** start **

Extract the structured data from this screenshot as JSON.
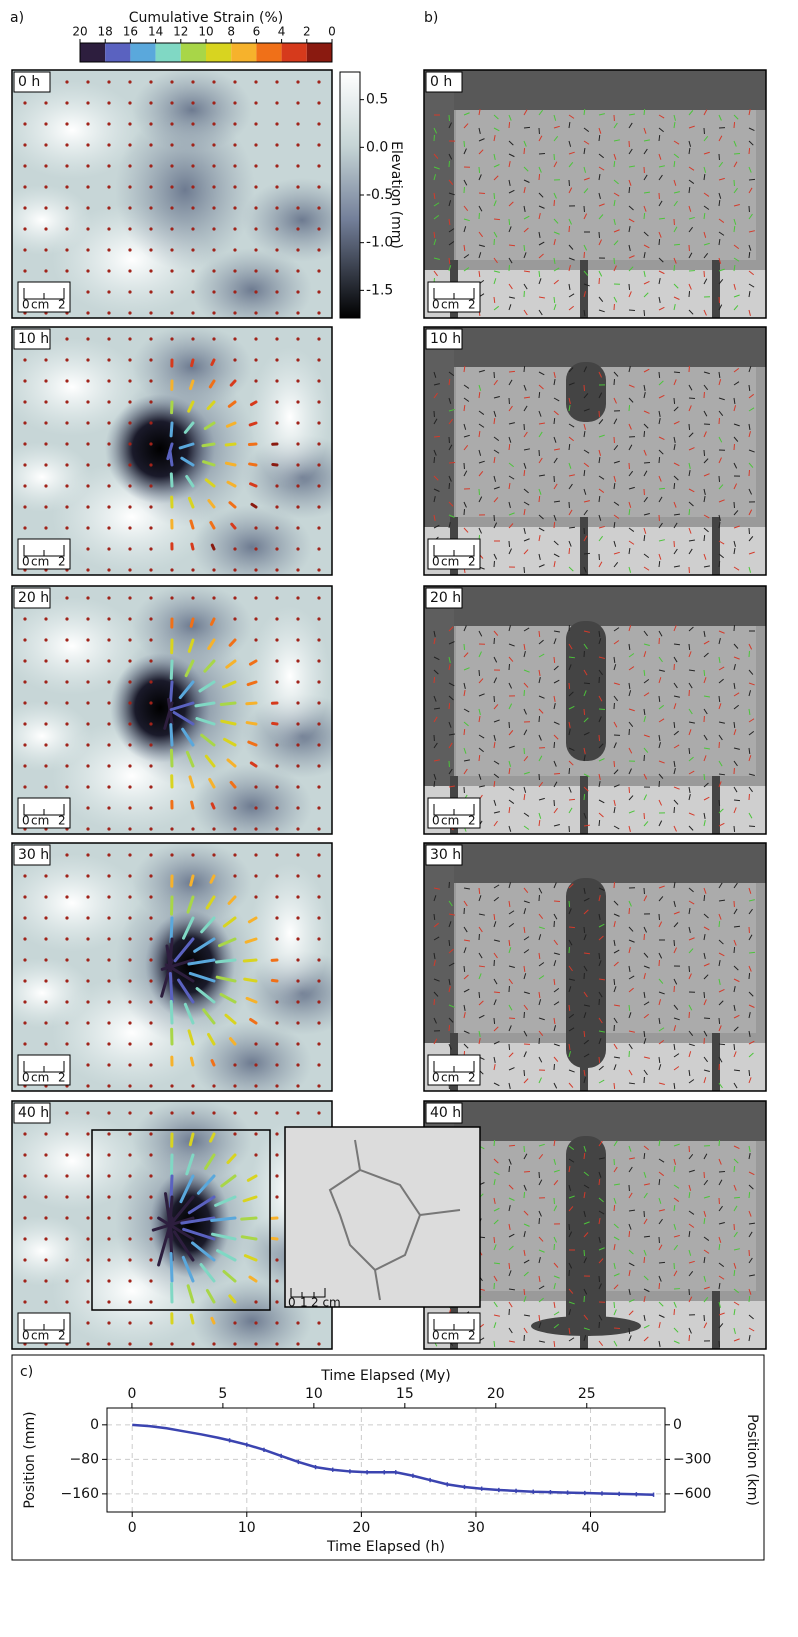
{
  "labels": {
    "a": "a)",
    "b": "b)",
    "c": "c)"
  },
  "strain_colorbar": {
    "title": "Cumulative Strain (%)",
    "ticks": [
      20,
      18,
      16,
      14,
      12,
      10,
      8,
      6,
      4,
      2,
      0
    ],
    "lim": [
      20,
      0
    ],
    "colors": [
      "#2d1e3e",
      "#5a62c0",
      "#5aa8dc",
      "#80d8c4",
      "#a8d648",
      "#d8d420",
      "#f6b22c",
      "#f07018",
      "#d63a1c",
      "#8a1a10"
    ]
  },
  "elevation_colorbar": {
    "label": "Elevation (mm)",
    "lim": [
      -1.79,
      0.79
    ],
    "ticks": [
      0.5,
      {
        "value": 0,
        "label": "0.0"
      },
      -0.5,
      {
        "value": -1,
        "label": "-1.0"
      },
      -1.5
    ]
  },
  "times": [
    "0 h",
    "10 h",
    "20 h",
    "30 h",
    "40 h"
  ],
  "scale_bar": [
    "0",
    "cm",
    "2"
  ],
  "inset_scale": [
    "0",
    "1",
    "2 cm"
  ],
  "chart_data": {
    "type": "line",
    "x_label": "Time Elapsed (h)",
    "x2_label": "Time Elapsed (My)",
    "y_label": "Position (mm)",
    "y2_label": "Position (km)",
    "x": [
      0,
      1.5,
      3,
      4.5,
      6,
      7.5,
      8.5,
      10,
      11.5,
      13,
      14.5,
      16,
      17.5,
      19,
      20.5,
      22,
      23,
      24.5,
      26,
      27.5,
      29,
      30.5,
      32,
      33.5,
      35,
      36.5,
      38,
      39.5,
      41,
      42.5,
      44,
      45.5
    ],
    "series": [
      {
        "color": "#3b44b0",
        "values": [
          0,
          -3,
          -8,
          -15,
          -22,
          -30,
          -36,
          -46,
          -58,
          -72,
          -86,
          -98,
          -104,
          -108,
          -110,
          -110,
          -110,
          -118,
          -128,
          -138,
          -144,
          -148,
          -151,
          -153,
          -155,
          -156,
          -157,
          -158,
          -159,
          -160,
          -161,
          -162
        ],
        "errors": [
          null,
          null,
          null,
          null,
          null,
          null,
          5,
          5,
          5,
          5,
          5,
          5,
          5,
          5,
          5,
          5,
          5,
          5,
          5,
          5,
          5,
          5,
          5,
          5,
          5,
          5,
          5,
          5,
          5,
          5,
          5,
          5
        ]
      }
    ],
    "xlim": [
      -2.2,
      46.5
    ],
    "xticks": [
      0,
      10,
      20,
      30,
      40
    ],
    "x2lim": [
      -1.37,
      29.3
    ],
    "x2ticks": [
      0,
      5,
      10,
      15,
      20,
      25
    ],
    "ylim": [
      -202,
      39
    ],
    "yticks": [
      0,
      {
        "value": -80,
        "label": "−80"
      },
      {
        "value": -160,
        "label": "−160"
      }
    ],
    "y2lim": [
      -757,
      146
    ],
    "y2ticks": [
      0,
      {
        "value": -300,
        "label": "−300"
      },
      {
        "value": -600,
        "label": "−600"
      }
    ],
    "grid": true
  }
}
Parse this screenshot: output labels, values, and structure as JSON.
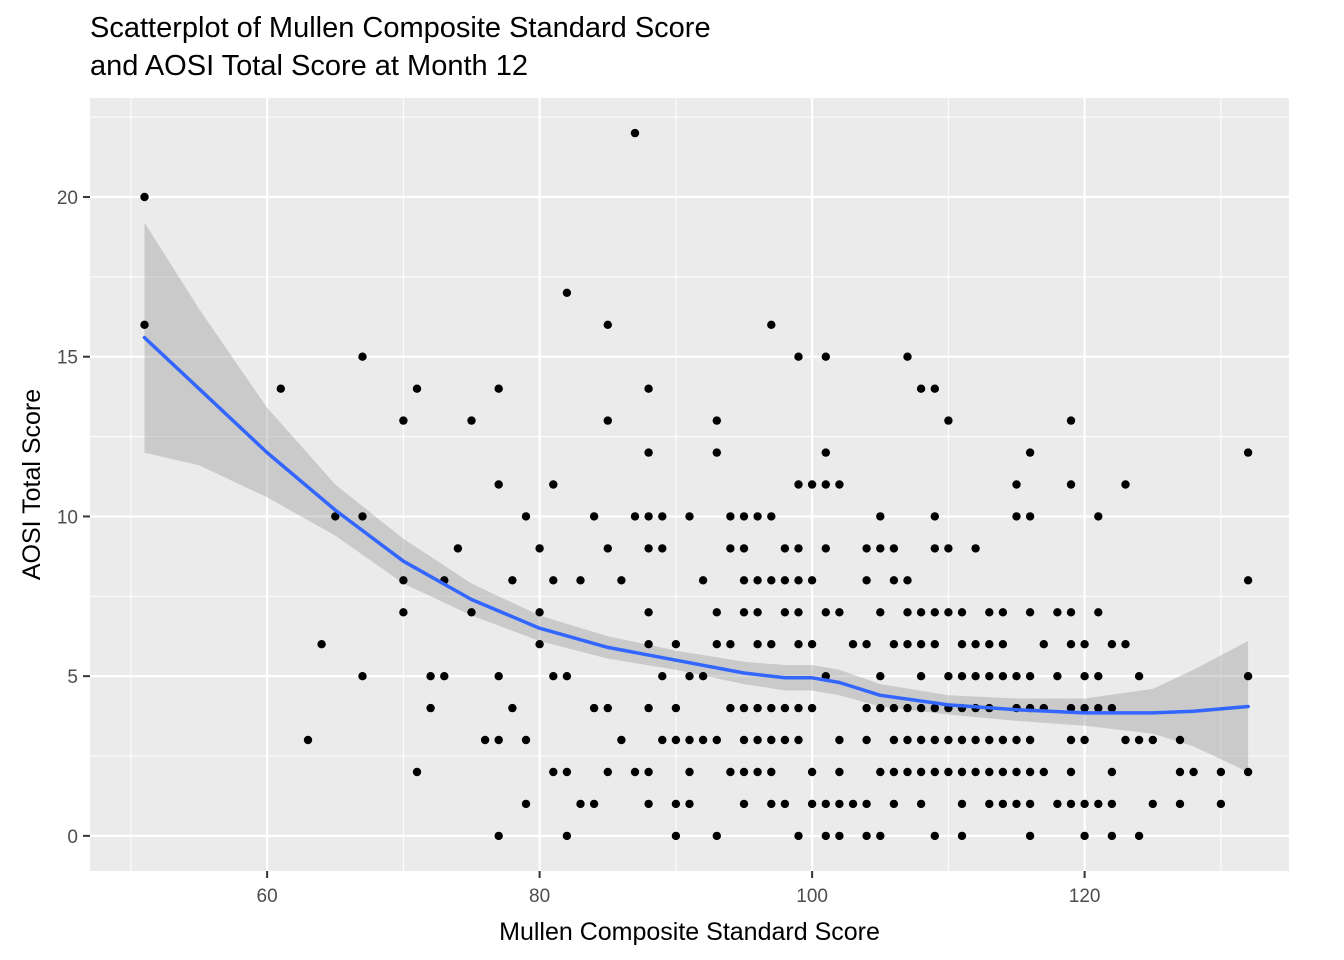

** end **

Exercise task: Copy out all of the material exactly as written, without its pictures.

Task answer:
Extract the structured data from this screenshot as JSON.
{
  "labels": {
    "a": "a)",
    "b": "b)",
    "c": "c)"
  },
  "strain_colorbar": {
    "title": "Cumulative Strain (%)",
    "ticks": [
      20,
      18,
      16,
      14,
      12,
      10,
      8,
      6,
      4,
      2,
      0
    ],
    "lim": [
      20,
      0
    ],
    "colors": [
      "#2d1e3e",
      "#5a62c0",
      "#5aa8dc",
      "#80d8c4",
      "#a8d648",
      "#d8d420",
      "#f6b22c",
      "#f07018",
      "#d63a1c",
      "#8a1a10"
    ]
  },
  "elevation_colorbar": {
    "label": "Elevation (mm)",
    "lim": [
      -1.79,
      0.79
    ],
    "ticks": [
      0.5,
      {
        "value": 0,
        "label": "0.0"
      },
      -0.5,
      {
        "value": -1,
        "label": "-1.0"
      },
      -1.5
    ]
  },
  "times": [
    "0 h",
    "10 h",
    "20 h",
    "30 h",
    "40 h"
  ],
  "scale_bar": [
    "0",
    "cm",
    "2"
  ],
  "inset_scale": [
    "0",
    "1",
    "2 cm"
  ],
  "chart_data": {
    "type": "line",
    "x_label": "Time Elapsed (h)",
    "x2_label": "Time Elapsed (My)",
    "y_label": "Position (mm)",
    "y2_label": "Position (km)",
    "x": [
      0,
      1.5,
      3,
      4.5,
      6,
      7.5,
      8.5,
      10,
      11.5,
      13,
      14.5,
      16,
      17.5,
      19,
      20.5,
      22,
      23,
      24.5,
      26,
      27.5,
      29,
      30.5,
      32,
      33.5,
      35,
      36.5,
      38,
      39.5,
      41,
      42.5,
      44,
      45.5
    ],
    "series": [
      {
        "color": "#3b44b0",
        "values": [
          0,
          -3,
          -8,
          -15,
          -22,
          -30,
          -36,
          -46,
          -58,
          -72,
          -86,
          -98,
          -104,
          -108,
          -110,
          -110,
          -110,
          -118,
          -128,
          -138,
          -144,
          -148,
          -151,
          -153,
          -155,
          -156,
          -157,
          -158,
          -159,
          -160,
          -161,
          -162
        ],
        "errors": [
          null,
          null,
          null,
          null,
          null,
          null,
          5,
          5,
          5,
          5,
          5,
          5,
          5,
          5,
          5,
          5,
          5,
          5,
          5,
          5,
          5,
          5,
          5,
          5,
          5,
          5,
          5,
          5,
          5,
          5,
          5,
          5
        ]
      }
    ],
    "xlim": [
      -2.2,
      46.5
    ],
    "xticks": [
      0,
      10,
      20,
      30,
      40
    ],
    "x2lim": [
      -1.37,
      29.3
    ],
    "x2ticks": [
      0,
      5,
      10,
      15,
      20,
      25
    ],
    "ylim": [
      -202,
      39
    ],
    "yticks": [
      0,
      {
        "value": -80,
        "label": "−80"
      },
      {
        "value": -160,
        "label": "−160"
      }
    ],
    "y2lim": [
      -757,
      146
    ],
    "y2ticks": [
      0,
      {
        "value": -300,
        "label": "−300"
      },
      {
        "value": -600,
        "label": "−600"
      }
    ],
    "grid": true
  }
}
Parse this screenshot: output labels, values, and structure as JSON.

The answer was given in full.